» **PROBLEM DETAILS**
Write out the listing below exactly, and omit any images you find in it.

# Start of INFORMATION GIVEN

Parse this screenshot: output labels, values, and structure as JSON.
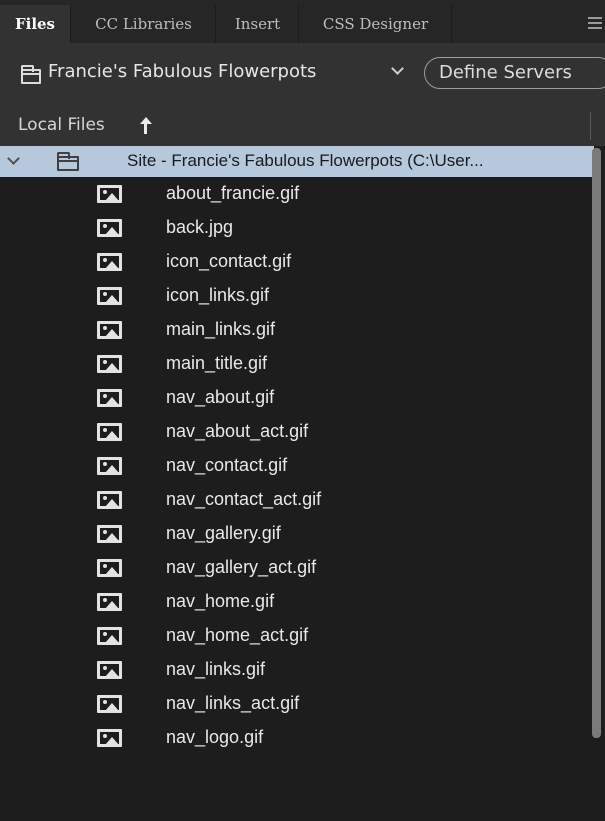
{
  "tabs": [
    {
      "label": "Files",
      "active": true
    },
    {
      "label": "CC Libraries",
      "active": false
    },
    {
      "label": "Insert",
      "active": false
    },
    {
      "label": "CSS Designer",
      "active": false
    }
  ],
  "site_selector": {
    "selected": "Francie's Fabulous Flowerpots",
    "icon": "folder-icon"
  },
  "define_servers_label": "Define Servers",
  "files_header": {
    "title": "Local Files",
    "sort_icon": "arrow-up-icon"
  },
  "tree": {
    "root_label": "Site - Francie's Fabulous Flowerpots (C:\\User...",
    "root_expanded": true,
    "files": [
      "about_francie.gif",
      "back.jpg",
      "icon_contact.gif",
      "icon_links.gif",
      "main_links.gif",
      "main_title.gif",
      "nav_about.gif",
      "nav_about_act.gif",
      "nav_contact.gif",
      "nav_contact_act.gif",
      "nav_gallery.gif",
      "nav_gallery_act.gif",
      "nav_home.gif",
      "nav_home_act.gif",
      "nav_links.gif",
      "nav_links_act.gif",
      "nav_logo.gif"
    ]
  },
  "colors": {
    "panel_bg": "#323232",
    "tree_bg": "#1d1d1d",
    "selection": "#b5c8dc",
    "tabbar_bg": "#262626"
  }
}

# End of INFORMATION GIVEN

» **EXPECTED OUTPUT**
Parse this screenshot: output labels, values, and structure as JSON.
{
  "tabs": [
    {
      "label": "Files",
      "active": true
    },
    {
      "label": "CC Libraries",
      "active": false
    },
    {
      "label": "Insert",
      "active": false
    },
    {
      "label": "CSS Designer",
      "active": false
    }
  ],
  "site_selector": {
    "selected": "Francie's Fabulous Flowerpots",
    "icon": "folder-icon"
  },
  "define_servers_label": "Define Servers",
  "files_header": {
    "title": "Local Files",
    "sort_icon": "arrow-up-icon"
  },
  "tree": {
    "root_label": "Site - Francie's Fabulous Flowerpots (C:\\User...",
    "root_expanded": true,
    "files": [
      "about_francie.gif",
      "back.jpg",
      "icon_contact.gif",
      "icon_links.gif",
      "main_links.gif",
      "main_title.gif",
      "nav_about.gif",
      "nav_about_act.gif",
      "nav_contact.gif",
      "nav_contact_act.gif",
      "nav_gallery.gif",
      "nav_gallery_act.gif",
      "nav_home.gif",
      "nav_home_act.gif",
      "nav_links.gif",
      "nav_links_act.gif",
      "nav_logo.gif"
    ]
  },
  "colors": {
    "panel_bg": "#323232",
    "tree_bg": "#1d1d1d",
    "selection": "#b5c8dc",
    "tabbar_bg": "#262626"
  }
}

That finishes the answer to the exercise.